[Stored data entries]
⁂

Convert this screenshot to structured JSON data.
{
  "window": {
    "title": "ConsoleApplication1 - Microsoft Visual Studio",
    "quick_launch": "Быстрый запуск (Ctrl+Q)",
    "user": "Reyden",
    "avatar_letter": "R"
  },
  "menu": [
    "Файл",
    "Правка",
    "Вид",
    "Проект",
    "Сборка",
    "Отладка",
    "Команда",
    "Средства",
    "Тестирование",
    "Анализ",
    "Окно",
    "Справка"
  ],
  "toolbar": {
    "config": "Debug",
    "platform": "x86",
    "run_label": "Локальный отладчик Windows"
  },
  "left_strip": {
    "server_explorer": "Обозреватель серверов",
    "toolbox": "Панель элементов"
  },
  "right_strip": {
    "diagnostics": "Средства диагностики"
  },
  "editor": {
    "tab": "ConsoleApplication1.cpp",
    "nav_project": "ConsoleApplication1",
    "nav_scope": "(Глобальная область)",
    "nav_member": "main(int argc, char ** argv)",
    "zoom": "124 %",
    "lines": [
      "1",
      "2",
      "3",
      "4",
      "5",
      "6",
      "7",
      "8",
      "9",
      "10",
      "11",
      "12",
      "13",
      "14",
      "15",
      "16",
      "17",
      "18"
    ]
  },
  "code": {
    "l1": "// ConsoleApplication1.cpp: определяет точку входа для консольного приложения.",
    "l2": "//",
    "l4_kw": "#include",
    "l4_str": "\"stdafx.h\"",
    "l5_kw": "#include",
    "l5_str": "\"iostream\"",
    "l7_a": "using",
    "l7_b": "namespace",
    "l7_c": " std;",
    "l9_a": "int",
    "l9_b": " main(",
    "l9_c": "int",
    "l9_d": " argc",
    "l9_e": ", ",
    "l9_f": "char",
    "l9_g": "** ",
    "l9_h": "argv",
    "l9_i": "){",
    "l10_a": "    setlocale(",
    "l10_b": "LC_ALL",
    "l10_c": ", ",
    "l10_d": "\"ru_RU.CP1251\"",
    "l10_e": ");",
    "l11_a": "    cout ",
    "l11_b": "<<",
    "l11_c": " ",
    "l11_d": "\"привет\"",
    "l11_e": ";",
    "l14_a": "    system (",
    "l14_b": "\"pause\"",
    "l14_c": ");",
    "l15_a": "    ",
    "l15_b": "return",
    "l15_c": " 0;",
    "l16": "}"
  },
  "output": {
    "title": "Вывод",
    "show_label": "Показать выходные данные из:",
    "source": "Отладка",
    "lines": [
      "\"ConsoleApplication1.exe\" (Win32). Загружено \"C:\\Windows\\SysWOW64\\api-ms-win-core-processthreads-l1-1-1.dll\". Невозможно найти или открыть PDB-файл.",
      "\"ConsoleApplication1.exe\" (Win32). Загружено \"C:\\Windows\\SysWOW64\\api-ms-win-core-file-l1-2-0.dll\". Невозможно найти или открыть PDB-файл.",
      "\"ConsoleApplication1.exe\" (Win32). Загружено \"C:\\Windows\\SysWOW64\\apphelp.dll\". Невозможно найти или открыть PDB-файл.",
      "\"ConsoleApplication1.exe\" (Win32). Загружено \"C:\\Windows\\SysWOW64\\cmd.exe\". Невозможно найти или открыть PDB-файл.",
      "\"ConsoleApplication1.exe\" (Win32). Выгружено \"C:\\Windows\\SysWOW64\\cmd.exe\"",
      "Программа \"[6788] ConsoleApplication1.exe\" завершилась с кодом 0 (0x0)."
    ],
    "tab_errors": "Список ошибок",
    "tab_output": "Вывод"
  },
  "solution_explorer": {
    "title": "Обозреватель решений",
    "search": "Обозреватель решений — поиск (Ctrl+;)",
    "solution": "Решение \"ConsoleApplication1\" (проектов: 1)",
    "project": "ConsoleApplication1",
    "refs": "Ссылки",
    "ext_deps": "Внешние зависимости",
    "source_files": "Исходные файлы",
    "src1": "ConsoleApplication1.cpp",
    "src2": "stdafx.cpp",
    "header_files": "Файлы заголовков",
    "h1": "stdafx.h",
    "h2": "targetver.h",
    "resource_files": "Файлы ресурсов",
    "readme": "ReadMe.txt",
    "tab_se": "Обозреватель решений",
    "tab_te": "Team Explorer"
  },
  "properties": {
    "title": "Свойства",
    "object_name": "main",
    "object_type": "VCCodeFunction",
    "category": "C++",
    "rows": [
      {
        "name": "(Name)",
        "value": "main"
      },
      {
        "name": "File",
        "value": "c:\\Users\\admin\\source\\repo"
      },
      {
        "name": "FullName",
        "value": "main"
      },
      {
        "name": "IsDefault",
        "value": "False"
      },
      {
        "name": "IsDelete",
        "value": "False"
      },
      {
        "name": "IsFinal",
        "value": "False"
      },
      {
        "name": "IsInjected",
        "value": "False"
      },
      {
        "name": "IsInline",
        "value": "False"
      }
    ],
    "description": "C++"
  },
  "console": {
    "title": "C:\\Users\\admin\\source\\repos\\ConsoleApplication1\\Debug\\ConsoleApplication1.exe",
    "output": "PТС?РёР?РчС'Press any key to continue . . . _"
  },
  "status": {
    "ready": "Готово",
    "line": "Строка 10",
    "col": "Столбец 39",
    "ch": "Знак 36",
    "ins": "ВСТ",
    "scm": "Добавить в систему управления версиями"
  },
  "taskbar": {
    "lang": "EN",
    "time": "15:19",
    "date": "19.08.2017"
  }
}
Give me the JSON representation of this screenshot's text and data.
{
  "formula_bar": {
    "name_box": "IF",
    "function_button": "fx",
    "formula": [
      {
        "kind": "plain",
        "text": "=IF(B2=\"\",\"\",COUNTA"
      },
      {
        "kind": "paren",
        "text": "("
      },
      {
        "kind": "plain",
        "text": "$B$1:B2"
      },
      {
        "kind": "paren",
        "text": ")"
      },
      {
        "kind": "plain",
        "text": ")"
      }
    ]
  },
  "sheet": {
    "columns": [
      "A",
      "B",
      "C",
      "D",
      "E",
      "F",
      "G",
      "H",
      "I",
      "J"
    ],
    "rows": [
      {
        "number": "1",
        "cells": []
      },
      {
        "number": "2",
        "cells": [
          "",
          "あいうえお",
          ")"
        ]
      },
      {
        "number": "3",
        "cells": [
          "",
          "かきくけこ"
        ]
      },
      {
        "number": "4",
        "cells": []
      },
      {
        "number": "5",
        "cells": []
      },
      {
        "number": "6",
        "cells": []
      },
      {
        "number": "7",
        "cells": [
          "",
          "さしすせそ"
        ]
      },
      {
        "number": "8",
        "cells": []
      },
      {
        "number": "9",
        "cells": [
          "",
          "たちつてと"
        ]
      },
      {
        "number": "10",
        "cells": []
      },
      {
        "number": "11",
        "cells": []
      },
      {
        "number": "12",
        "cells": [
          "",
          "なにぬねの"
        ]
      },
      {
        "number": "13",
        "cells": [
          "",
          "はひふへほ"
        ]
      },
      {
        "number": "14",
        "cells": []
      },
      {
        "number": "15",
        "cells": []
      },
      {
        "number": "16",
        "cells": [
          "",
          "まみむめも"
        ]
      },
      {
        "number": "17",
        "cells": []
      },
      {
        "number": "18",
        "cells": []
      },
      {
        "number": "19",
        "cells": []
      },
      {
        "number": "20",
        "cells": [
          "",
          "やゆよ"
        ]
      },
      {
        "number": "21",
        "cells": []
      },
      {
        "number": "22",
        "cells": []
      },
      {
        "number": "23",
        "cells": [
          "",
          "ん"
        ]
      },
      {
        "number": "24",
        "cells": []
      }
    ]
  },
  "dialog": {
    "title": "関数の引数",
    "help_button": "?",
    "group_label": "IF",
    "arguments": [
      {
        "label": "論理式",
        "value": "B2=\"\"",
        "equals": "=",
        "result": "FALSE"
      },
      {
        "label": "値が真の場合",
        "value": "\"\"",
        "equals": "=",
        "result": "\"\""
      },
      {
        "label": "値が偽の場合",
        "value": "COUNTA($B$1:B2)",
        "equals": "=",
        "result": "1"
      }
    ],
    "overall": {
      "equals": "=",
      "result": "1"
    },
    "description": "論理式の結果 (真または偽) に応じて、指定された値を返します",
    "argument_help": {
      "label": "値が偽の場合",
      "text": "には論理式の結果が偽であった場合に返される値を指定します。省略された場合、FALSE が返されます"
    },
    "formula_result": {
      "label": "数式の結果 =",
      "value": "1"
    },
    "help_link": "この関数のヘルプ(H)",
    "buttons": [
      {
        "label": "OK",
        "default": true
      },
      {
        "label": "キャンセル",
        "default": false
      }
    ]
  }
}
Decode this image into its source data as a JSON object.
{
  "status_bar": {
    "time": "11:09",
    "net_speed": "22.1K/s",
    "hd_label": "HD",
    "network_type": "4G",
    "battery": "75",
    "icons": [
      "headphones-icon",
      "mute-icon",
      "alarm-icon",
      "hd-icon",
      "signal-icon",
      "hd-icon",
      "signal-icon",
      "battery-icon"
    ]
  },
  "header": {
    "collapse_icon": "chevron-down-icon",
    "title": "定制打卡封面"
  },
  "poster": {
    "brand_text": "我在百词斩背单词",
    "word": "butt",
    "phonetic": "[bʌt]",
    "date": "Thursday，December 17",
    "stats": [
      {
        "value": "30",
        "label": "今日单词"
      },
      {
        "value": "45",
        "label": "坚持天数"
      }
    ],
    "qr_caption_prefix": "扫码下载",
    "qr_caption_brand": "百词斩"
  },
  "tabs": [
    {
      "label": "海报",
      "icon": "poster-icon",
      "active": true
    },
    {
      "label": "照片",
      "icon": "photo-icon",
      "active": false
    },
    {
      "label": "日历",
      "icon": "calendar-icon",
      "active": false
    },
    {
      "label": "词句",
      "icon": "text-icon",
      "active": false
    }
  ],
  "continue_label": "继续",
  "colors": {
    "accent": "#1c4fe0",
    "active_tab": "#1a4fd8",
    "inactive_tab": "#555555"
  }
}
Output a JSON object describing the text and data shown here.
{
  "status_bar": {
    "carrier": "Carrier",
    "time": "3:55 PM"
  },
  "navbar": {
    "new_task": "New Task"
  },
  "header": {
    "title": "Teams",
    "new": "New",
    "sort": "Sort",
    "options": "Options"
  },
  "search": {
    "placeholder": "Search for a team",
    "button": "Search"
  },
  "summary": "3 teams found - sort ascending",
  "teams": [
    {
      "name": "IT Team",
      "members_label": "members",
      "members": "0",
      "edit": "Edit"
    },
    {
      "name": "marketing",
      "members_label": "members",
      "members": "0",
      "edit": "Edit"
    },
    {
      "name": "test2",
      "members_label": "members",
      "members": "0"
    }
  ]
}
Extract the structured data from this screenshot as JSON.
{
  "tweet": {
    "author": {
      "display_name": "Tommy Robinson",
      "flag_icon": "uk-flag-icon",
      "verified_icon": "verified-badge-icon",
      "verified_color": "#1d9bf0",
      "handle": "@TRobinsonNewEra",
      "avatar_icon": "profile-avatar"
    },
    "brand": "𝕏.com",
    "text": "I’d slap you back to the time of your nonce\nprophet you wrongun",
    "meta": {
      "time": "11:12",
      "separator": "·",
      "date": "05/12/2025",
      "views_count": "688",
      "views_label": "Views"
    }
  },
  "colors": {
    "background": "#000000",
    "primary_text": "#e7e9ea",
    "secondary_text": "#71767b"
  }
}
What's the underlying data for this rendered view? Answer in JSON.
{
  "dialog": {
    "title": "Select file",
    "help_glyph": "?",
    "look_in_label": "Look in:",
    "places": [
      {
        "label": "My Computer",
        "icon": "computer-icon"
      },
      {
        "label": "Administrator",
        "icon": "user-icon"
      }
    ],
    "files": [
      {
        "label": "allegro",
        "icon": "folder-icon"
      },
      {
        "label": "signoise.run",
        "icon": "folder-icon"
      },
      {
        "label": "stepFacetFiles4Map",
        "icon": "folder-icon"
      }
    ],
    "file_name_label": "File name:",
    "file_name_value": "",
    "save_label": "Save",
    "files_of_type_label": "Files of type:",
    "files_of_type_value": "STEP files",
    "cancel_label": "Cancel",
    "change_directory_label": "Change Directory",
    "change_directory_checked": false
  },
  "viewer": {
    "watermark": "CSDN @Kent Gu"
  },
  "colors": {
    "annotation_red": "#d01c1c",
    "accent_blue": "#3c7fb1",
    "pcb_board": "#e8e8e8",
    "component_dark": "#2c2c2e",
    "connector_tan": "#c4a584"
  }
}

⁂

THE TASK: The required answer is a single number: the count of lines in the entries that hold the string "Users".

SOLUTION TO THE EXERCISE: 2